** START DATASET RECORDS **

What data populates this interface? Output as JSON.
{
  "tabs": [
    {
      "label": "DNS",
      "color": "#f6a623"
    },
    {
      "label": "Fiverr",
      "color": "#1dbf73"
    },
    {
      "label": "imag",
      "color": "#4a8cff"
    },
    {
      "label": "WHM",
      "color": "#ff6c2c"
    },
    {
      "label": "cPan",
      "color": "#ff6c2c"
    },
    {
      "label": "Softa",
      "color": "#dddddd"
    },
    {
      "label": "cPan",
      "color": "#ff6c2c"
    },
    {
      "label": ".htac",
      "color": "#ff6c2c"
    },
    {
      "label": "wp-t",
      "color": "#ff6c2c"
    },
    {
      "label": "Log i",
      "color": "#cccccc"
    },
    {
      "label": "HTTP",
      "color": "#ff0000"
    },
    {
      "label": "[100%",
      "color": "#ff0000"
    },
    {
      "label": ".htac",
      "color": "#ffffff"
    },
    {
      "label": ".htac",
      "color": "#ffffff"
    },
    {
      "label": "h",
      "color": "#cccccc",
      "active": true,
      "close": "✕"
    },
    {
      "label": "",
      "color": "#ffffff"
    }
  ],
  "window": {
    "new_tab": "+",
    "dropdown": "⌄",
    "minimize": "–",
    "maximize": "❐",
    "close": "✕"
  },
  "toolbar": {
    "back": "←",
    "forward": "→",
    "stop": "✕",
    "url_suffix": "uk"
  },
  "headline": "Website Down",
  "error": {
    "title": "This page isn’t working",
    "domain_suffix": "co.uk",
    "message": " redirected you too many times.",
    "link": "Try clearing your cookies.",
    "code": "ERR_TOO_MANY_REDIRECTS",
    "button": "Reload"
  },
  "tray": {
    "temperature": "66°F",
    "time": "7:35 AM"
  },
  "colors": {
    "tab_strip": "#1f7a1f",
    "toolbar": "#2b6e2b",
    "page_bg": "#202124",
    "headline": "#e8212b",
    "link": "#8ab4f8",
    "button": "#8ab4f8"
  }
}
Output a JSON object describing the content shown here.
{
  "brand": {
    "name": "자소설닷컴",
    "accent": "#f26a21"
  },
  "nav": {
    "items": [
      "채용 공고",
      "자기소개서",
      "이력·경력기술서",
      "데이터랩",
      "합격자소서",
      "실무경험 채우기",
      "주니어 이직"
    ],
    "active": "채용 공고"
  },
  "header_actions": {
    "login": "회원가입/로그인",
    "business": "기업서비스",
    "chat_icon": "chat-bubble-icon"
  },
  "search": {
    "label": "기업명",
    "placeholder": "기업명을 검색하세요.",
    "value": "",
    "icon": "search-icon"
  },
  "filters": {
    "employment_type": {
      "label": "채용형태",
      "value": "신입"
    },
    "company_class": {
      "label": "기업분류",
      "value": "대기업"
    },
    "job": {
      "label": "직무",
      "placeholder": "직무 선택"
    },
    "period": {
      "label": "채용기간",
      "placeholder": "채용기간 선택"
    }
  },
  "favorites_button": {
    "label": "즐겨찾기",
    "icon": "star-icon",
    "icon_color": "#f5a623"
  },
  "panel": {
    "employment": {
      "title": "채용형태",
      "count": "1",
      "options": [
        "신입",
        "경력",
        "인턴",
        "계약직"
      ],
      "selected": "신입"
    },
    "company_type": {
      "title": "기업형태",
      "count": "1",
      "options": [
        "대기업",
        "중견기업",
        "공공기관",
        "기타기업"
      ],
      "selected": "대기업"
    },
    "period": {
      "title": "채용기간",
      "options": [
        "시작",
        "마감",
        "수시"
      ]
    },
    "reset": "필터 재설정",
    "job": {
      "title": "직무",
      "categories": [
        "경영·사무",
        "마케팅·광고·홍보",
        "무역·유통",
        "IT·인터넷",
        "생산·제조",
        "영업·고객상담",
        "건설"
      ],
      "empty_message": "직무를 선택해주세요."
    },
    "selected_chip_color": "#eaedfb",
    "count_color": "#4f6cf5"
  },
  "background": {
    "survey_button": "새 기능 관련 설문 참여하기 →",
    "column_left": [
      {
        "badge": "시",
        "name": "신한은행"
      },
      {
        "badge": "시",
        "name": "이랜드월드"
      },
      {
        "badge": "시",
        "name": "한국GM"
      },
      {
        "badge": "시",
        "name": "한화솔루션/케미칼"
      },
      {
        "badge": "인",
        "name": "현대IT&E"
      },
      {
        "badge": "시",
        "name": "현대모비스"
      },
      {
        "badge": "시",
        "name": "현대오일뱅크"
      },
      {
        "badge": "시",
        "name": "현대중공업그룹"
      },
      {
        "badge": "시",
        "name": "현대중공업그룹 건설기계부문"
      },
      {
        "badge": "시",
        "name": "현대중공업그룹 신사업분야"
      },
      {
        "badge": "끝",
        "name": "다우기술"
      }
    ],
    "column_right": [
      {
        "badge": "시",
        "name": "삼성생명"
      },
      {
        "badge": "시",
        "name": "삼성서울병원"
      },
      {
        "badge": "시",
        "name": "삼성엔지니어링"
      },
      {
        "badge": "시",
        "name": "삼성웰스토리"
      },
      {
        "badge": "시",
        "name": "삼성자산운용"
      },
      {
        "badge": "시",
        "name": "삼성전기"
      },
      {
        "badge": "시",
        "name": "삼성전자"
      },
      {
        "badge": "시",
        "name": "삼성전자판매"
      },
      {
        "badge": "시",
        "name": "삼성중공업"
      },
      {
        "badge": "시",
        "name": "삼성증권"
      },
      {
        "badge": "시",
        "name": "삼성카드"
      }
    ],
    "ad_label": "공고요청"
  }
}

** END DATASET RECORDS **

OBJECTIVE -
Write out the data again, exactly and in full.

SOLUTION TO THIS TASK -
What data populates this interface? Output as JSON.
{
  "tabs": [
    {
      "label": "DNS",
      "color": "#f6a623"
    },
    {
      "label": "Fiverr",
      "color": "#1dbf73"
    },
    {
      "label": "imag",
      "color": "#4a8cff"
    },
    {
      "label": "WHM",
      "color": "#ff6c2c"
    },
    {
      "label": "cPan",
      "color": "#ff6c2c"
    },
    {
      "label": "Softa",
      "color": "#dddddd"
    },
    {
      "label": "cPan",
      "color": "#ff6c2c"
    },
    {
      "label": ".htac",
      "color": "#ff6c2c"
    },
    {
      "label": "wp-t",
      "color": "#ff6c2c"
    },
    {
      "label": "Log i",
      "color": "#cccccc"
    },
    {
      "label": "HTTP",
      "color": "#ff0000"
    },
    {
      "label": "[100%",
      "color": "#ff0000"
    },
    {
      "label": ".htac",
      "color": "#ffffff"
    },
    {
      "label": ".htac",
      "color": "#ffffff"
    },
    {
      "label": "h",
      "color": "#cccccc",
      "active": true,
      "close": "✕"
    },
    {
      "label": "",
      "color": "#ffffff"
    }
  ],
  "window": {
    "new_tab": "+",
    "dropdown": "⌄",
    "minimize": "–",
    "maximize": "❐",
    "close": "✕"
  },
  "toolbar": {
    "back": "←",
    "forward": "→",
    "stop": "✕",
    "url_suffix": "uk"
  },
  "headline": "Website Down",
  "error": {
    "title": "This page isn’t working",
    "domain_suffix": "co.uk",
    "message": " redirected you too many times.",
    "link": "Try clearing your cookies.",
    "code": "ERR_TOO_MANY_REDIRECTS",
    "button": "Reload"
  },
  "tray": {
    "temperature": "66°F",
    "time": "7:35 AM"
  },
  "colors": {
    "tab_strip": "#1f7a1f",
    "toolbar": "#2b6e2b",
    "page_bg": "#202124",
    "headline": "#e8212b",
    "link": "#8ab4f8",
    "button": "#8ab4f8"
  }
}
Output a JSON object describing the content shown here.
{
  "brand": {
    "name": "자소설닷컴",
    "accent": "#f26a21"
  },
  "nav": {
    "items": [
      "채용 공고",
      "자기소개서",
      "이력·경력기술서",
      "데이터랩",
      "합격자소서",
      "실무경험 채우기",
      "주니어 이직"
    ],
    "active": "채용 공고"
  },
  "header_actions": {
    "login": "회원가입/로그인",
    "business": "기업서비스",
    "chat_icon": "chat-bubble-icon"
  },
  "search": {
    "label": "기업명",
    "placeholder": "기업명을 검색하세요.",
    "value": "",
    "icon": "search-icon"
  },
  "filters": {
    "employment_type": {
      "label": "채용형태",
      "value": "신입"
    },
    "company_class": {
      "label": "기업분류",
      "value": "대기업"
    },
    "job": {
      "label": "직무",
      "placeholder": "직무 선택"
    },
    "period": {
      "label": "채용기간",
      "placeholder": "채용기간 선택"
    }
  },
  "favorites_button": {
    "label": "즐겨찾기",
    "icon": "star-icon",
    "icon_color": "#f5a623"
  },
  "panel": {
    "employment": {
      "title": "채용형태",
      "count": "1",
      "options": [
        "신입",
        "경력",
        "인턴",
        "계약직"
      ],
      "selected": "신입"
    },
    "company_type": {
      "title": "기업형태",
      "count": "1",
      "options": [
        "대기업",
        "중견기업",
        "공공기관",
        "기타기업"
      ],
      "selected": "대기업"
    },
    "period": {
      "title": "채용기간",
      "options": [
        "시작",
        "마감",
        "수시"
      ]
    },
    "reset": "필터 재설정",
    "job": {
      "title": "직무",
      "categories": [
        "경영·사무",
        "마케팅·광고·홍보",
        "무역·유통",
        "IT·인터넷",
        "생산·제조",
        "영업·고객상담",
        "건설"
      ],
      "empty_message": "직무를 선택해주세요."
    },
    "selected_chip_color": "#eaedfb",
    "count_color": "#4f6cf5"
  },
  "background": {
    "survey_button": "새 기능 관련 설문 참여하기 →",
    "column_left": [
      {
        "badge": "시",
        "name": "신한은행"
      },
      {
        "badge": "시",
        "name": "이랜드월드"
      },
      {
        "badge": "시",
        "name": "한국GM"
      },
      {
        "badge": "시",
        "name": "한화솔루션/케미칼"
      },
      {
        "badge": "인",
        "name": "현대IT&E"
      },
      {
        "badge": "시",
        "name": "현대모비스"
      },
      {
        "badge": "시",
        "name": "현대오일뱅크"
      },
      {
        "badge": "시",
        "name": "현대중공업그룹"
      },
      {
        "badge": "시",
        "name": "현대중공업그룹 건설기계부문"
      },
      {
        "badge": "시",
        "name": "현대중공업그룹 신사업분야"
      },
      {
        "badge": "끝",
        "name": "다우기술"
      }
    ],
    "column_right": [
      {
        "badge": "시",
        "name": "삼성생명"
      },
      {
        "badge": "시",
        "name": "삼성서울병원"
      },
      {
        "badge": "시",
        "name": "삼성엔지니어링"
      },
      {
        "badge": "시",
        "name": "삼성웰스토리"
      },
      {
        "badge": "시",
        "name": "삼성자산운용"
      },
      {
        "badge": "시",
        "name": "삼성전기"
      },
      {
        "badge": "시",
        "name": "삼성전자"
      },
      {
        "badge": "시",
        "name": "삼성전자판매"
      },
      {
        "badge": "시",
        "name": "삼성중공업"
      },
      {
        "badge": "시",
        "name": "삼성증권"
      },
      {
        "badge": "시",
        "name": "삼성카드"
      }
    ],
    "ad_label": "공고요청"
  }
}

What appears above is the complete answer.